## QUOTED TEXT
Dangerous javascript: pseudo protocol

In the previous post, various XSS scenarios and ways to execute code were mentioned, including something called the javascript: pseudo protocol. Even from a modern frontend perspective, this is something that developers need to be particularly aware of.

Therefore, it is worth writing a dedicated post to discuss it in detail.

Before we begin, let's answer the brainstorming question from the previous post. In the injection point of innerHTML, <script> tags are not executed. However, they can be used in conjunction with iframes.

The srcdoc attribute of an iframe can contain complete HTML, creating a whole new webpage. So, the <script> tag that was previously useless can be used here. Additionally, since it is an attribute, the content can be encoded beforehand, meaning the result is the same:

document.body.innerHTML =
  '<iframe srcdoc="&lt;script>alert(1)&lt;/script>"></iframe>';

Therefore, even if the injection point is innerHTML, <iframe srcdoc> along with <script> can be used to execute code.

Now let's move on to the main topic of this post: "javascript: pseudo protocol".

What is the javascript: pseudo protocol?

The word "pseudo" refers to pseudo code, which is like a virtual code.

Compared to "real protocols" like HTTP, HTTPS, or FTP, the pseudo protocol is more like a special protocol unrelated to the network. Examples of pseudo protocols include mailto: and tel:.

The reason why the javascript: pseudo protocol is special is that it can be used to execute JavaScript code.

Where can the javascript: pseudo protocol be used?

The first place is the href attribute mentioned in the previous post:

<a href="javascript:alert(1)">Link</a>

Simply clicking on this link triggers an XSS attack.

The second place is the src attribute of <iframe>:

<iframe src="javascript:alert(1)"></iframe>

Unlike the <a> example, this does not require any user interaction to trigger.

## DATA LISTING

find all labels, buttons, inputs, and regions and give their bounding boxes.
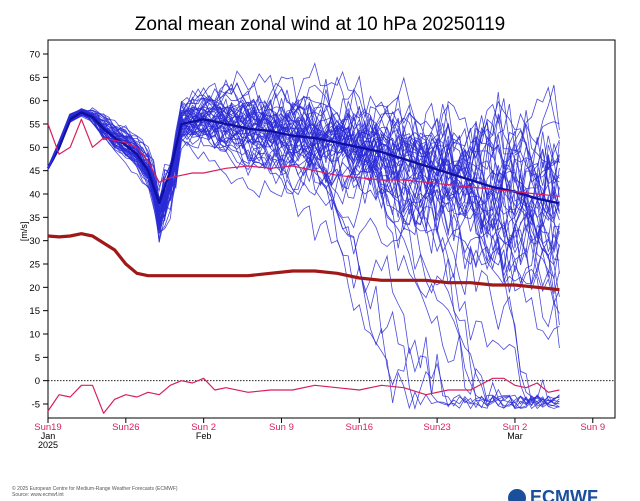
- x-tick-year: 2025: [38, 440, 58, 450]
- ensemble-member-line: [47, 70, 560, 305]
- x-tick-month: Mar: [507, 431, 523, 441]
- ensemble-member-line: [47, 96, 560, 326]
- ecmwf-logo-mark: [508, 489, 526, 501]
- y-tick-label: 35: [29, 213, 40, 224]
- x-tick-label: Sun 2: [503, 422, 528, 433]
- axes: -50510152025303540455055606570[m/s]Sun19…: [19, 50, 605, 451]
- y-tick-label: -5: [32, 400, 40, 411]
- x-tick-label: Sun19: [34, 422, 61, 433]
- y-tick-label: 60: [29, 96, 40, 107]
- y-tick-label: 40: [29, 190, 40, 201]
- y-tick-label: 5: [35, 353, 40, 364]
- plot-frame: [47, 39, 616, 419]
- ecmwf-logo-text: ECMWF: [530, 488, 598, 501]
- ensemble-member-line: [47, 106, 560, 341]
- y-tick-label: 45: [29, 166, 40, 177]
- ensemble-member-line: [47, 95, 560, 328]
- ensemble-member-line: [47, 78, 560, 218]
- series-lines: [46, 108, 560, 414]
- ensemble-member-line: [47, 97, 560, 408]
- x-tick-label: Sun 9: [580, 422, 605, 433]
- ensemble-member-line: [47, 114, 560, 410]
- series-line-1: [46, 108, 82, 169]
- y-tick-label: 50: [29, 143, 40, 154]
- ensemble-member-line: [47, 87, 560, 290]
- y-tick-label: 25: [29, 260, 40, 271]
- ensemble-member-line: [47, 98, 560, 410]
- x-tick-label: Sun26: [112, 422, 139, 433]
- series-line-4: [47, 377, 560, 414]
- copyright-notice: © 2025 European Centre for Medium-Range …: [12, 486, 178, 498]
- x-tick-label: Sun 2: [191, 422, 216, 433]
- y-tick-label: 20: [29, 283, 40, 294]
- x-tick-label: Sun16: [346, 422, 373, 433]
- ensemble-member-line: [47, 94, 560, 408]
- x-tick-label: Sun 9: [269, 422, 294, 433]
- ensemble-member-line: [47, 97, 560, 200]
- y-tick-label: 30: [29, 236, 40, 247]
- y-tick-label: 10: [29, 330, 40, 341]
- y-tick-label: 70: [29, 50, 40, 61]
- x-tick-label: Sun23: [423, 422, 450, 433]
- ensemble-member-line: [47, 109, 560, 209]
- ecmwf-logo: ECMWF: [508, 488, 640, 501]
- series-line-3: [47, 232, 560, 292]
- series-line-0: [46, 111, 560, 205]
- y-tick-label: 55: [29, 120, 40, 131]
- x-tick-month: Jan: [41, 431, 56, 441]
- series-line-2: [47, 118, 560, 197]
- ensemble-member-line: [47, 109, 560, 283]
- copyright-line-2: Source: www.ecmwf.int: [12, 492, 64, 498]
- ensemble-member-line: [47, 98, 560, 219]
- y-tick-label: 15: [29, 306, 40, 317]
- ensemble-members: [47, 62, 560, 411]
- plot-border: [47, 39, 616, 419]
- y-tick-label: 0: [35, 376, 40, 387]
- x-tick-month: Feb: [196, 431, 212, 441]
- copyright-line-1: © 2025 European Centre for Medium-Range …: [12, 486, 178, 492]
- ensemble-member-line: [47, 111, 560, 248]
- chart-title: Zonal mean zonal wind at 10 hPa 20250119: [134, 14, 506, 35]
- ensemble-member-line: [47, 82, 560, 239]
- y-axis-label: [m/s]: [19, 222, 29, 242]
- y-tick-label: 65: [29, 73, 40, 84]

## EXERCISE SET
• 1. Using the post on the javascript: pseudo protocol, say whether each statement agrees with it: (a) <script> tags placed at an innerHTML injection point are executed; (b) mailto: and tel: are examples of pseudo protocols; (c) the <iframe src> example needs user interaction to trigger. For each, answer yes or no and quote the deciding words.
• 2. In the post on the javascript: pseudo protocol, switch "user interaction" to "user action" and write out everything from "The first place" down to "interaction to trigger.".
• 3. According to the post on the javascript: pseudo protocol, which attribute of an iframe can contain complete HTML?

## EXERCISE ANSWERS
• 1.
(a) No: "In the injection point of innerHTML, <script> tags are not executed."
(b) Yes: "Examples of pseudo protocols include mailto: and tel:."
(c) No: "Unlike the <a> example, this does not require any user interaction to trigger."

• 2.
The first place is the href attribute mentioned in the previous post:

<a href="javascript:alert(1)">Link</a>

Simply clicking on this link triggers an XSS attack.

The second place is the src attribute of <iframe>:

<iframe src="javascript:alert(1)"></iframe>

Unlike the <a> example, this does not require any user action to trigger.

• 3. The srcdoc attribute.